Directions: Show all lines of the listing that hold the word "Peak".

Dataset entries on figures:
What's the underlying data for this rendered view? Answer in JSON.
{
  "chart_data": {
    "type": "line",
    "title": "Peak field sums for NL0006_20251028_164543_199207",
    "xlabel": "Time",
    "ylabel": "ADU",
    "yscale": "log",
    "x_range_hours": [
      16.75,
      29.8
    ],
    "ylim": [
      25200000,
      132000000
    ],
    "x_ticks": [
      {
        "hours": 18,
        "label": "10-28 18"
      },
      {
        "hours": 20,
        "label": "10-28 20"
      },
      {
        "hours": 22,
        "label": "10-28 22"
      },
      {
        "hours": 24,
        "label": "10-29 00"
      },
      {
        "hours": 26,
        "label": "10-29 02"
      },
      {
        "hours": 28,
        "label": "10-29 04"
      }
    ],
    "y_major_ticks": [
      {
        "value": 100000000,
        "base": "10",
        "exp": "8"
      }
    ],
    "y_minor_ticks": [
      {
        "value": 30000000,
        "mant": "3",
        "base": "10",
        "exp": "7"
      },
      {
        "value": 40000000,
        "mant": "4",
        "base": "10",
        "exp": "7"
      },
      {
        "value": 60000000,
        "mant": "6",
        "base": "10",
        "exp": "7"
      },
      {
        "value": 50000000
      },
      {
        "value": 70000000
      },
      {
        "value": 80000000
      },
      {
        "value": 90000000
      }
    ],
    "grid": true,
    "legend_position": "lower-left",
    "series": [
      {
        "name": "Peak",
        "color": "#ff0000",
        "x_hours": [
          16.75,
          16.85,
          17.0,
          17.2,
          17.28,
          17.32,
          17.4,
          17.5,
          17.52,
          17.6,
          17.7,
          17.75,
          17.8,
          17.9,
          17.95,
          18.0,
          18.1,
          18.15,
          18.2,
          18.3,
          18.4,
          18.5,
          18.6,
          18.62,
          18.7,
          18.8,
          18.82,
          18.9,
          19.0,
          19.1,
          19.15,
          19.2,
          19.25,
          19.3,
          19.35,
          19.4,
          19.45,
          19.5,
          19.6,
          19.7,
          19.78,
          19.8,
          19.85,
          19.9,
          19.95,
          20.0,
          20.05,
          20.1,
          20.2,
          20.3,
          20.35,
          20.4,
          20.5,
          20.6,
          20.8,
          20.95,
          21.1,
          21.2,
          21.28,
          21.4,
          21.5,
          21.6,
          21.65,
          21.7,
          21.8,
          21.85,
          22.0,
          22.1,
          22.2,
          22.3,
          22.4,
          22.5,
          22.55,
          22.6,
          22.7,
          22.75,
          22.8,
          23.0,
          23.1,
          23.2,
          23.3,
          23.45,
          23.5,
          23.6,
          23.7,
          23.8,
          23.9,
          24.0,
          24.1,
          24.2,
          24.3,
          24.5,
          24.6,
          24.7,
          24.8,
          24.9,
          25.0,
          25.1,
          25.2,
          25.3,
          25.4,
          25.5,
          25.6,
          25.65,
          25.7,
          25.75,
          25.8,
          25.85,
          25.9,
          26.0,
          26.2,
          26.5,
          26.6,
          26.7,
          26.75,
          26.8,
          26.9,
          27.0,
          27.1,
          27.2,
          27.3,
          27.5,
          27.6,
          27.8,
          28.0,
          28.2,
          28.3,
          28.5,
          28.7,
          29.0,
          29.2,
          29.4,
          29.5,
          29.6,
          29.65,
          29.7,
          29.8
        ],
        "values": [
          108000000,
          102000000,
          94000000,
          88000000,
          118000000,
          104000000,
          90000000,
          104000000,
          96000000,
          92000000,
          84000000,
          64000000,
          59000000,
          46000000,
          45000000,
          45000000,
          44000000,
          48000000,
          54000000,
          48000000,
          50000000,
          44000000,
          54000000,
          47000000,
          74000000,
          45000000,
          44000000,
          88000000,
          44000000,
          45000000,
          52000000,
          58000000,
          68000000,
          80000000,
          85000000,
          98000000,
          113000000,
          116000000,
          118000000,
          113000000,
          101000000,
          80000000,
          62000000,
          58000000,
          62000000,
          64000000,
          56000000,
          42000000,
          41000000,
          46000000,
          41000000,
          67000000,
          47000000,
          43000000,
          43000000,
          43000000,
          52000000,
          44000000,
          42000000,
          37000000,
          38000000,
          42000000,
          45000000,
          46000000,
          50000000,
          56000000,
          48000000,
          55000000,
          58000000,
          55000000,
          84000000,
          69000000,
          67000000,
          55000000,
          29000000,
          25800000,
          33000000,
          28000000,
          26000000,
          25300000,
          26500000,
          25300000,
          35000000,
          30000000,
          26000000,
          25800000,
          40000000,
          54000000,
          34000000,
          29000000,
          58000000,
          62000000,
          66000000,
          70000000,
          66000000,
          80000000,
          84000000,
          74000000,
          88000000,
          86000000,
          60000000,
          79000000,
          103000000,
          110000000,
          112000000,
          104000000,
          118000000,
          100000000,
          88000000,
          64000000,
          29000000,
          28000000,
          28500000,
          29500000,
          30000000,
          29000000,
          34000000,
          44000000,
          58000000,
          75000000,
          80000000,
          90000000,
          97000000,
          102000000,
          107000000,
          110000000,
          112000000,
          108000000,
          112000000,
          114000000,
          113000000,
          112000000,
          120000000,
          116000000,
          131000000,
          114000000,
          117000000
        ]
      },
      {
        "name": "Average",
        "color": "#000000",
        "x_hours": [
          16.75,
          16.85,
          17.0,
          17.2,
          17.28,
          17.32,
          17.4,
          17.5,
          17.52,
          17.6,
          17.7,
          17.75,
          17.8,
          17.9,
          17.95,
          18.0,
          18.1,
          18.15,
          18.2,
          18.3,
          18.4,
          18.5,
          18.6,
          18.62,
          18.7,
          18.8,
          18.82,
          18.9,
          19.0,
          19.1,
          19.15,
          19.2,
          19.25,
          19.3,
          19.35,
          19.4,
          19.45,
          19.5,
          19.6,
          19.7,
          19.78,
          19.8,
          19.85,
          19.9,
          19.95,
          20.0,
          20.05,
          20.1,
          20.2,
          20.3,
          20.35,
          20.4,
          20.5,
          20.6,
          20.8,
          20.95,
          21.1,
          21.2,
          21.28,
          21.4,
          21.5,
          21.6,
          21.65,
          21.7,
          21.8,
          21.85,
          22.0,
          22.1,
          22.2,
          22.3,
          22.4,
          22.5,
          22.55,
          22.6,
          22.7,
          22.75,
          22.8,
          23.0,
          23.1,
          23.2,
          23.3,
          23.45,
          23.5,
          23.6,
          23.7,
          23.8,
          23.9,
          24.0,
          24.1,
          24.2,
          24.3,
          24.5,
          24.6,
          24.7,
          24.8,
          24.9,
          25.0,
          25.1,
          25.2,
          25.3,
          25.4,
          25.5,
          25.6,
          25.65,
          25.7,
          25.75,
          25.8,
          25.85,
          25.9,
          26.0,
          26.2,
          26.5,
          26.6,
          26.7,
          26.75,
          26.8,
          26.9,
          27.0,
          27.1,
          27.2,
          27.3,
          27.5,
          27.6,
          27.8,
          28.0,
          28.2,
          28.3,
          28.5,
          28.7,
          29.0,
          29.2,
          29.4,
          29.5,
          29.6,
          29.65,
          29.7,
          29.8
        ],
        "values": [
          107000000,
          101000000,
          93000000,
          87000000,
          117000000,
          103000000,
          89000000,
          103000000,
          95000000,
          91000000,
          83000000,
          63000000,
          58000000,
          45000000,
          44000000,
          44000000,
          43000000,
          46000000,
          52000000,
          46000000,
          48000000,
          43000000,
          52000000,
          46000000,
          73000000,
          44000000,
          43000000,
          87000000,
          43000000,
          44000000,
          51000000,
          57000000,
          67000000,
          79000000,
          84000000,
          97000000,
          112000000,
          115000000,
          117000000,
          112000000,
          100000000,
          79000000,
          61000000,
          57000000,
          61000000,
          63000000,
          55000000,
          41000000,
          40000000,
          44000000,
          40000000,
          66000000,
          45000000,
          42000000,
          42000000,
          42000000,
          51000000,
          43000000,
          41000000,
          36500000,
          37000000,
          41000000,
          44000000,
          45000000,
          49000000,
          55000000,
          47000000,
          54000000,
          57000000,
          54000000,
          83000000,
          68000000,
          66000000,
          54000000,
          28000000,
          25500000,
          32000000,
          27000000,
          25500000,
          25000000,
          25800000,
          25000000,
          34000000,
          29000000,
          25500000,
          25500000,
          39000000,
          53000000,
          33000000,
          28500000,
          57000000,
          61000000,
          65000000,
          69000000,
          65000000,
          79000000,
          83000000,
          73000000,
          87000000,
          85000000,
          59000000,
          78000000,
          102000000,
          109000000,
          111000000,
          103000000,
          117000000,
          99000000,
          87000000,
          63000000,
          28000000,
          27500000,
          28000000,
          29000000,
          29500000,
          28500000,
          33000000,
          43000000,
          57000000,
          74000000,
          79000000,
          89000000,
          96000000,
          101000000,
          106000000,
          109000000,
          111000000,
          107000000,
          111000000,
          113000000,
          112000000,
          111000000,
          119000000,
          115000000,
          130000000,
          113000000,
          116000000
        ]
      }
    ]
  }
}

Exercise response:
    "title": "Peak field sums for NL0006_20251028_164543_199207",
        "name": "Peak",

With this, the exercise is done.